(Records provided):

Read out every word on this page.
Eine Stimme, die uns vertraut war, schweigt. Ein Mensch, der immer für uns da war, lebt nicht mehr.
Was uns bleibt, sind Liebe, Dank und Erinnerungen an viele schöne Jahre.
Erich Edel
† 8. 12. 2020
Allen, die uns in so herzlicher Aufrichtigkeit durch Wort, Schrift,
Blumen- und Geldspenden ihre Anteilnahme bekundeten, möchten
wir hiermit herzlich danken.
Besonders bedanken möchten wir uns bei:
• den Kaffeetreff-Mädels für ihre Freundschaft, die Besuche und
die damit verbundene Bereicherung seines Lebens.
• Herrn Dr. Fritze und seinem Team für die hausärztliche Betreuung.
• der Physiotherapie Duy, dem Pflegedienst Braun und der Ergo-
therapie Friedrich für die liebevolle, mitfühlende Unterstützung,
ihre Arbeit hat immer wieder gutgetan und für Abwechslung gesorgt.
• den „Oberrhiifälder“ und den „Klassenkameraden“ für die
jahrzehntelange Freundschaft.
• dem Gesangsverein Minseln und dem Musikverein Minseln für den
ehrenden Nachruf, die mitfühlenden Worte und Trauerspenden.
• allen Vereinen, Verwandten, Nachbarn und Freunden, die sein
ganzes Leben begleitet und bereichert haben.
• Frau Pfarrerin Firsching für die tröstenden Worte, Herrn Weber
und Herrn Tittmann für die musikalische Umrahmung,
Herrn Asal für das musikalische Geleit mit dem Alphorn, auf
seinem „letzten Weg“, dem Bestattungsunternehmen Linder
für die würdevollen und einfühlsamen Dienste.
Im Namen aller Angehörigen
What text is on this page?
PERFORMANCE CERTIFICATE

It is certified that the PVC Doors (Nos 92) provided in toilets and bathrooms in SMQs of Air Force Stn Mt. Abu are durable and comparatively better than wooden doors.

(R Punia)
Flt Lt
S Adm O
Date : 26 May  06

(Problem to solve): Extract all of the data shown above and repeat it verbatim.

(Output of the exercise):
Read out every word on this page.
Eine Stimme, die uns vertraut war, schweigt. Ein Mensch, der immer für uns da war, lebt nicht mehr.
Was uns bleibt, sind Liebe, Dank und Erinnerungen an viele schöne Jahre.
Erich Edel
† 8. 12. 2020
Allen, die uns in so herzlicher Aufrichtigkeit durch Wort, Schrift,
Blumen- und Geldspenden ihre Anteilnahme bekundeten, möchten
wir hiermit herzlich danken.
Besonders bedanken möchten wir uns bei:
• den Kaffeetreff-Mädels für ihre Freundschaft, die Besuche und
die damit verbundene Bereicherung seines Lebens.
• Herrn Dr. Fritze und seinem Team für die hausärztliche Betreuung.
• der Physiotherapie Duy, dem Pflegedienst Braun und der Ergo-
therapie Friedrich für die liebevolle, mitfühlende Unterstützung,
ihre Arbeit hat immer wieder gutgetan und für Abwechslung gesorgt.
• den „Oberrhiifälder“ und den „Klassenkameraden“ für die
jahrzehntelange Freundschaft.
• dem Gesangsverein Minseln und dem Musikverein Minseln für den
ehrenden Nachruf, die mitfühlenden Worte und Trauerspenden.
• allen Vereinen, Verwandten, Nachbarn und Freunden, die sein
ganzes Leben begleitet und bereichert haben.
• Frau Pfarrerin Firsching für die tröstenden Worte, Herrn Weber
und Herrn Tittmann für die musikalische Umrahmung,
Herrn Asal für das musikalische Geleit mit dem Alphorn, auf
seinem „letzten Weg“, dem Bestattungsunternehmen Linder
für die würdevollen und einfühlsamen Dienste.
Im Namen aller Angehörigen
What text is on this page?
PERFORMANCE CERTIFICATE

It is certified that the PVC Doors (Nos 92) provided in toilets and bathrooms in SMQs of Air Force Stn Mt. Abu are durable and comparatively better than wooden doors.

(R Punia)
Flt Lt
S Adm O
Date : 26 May  06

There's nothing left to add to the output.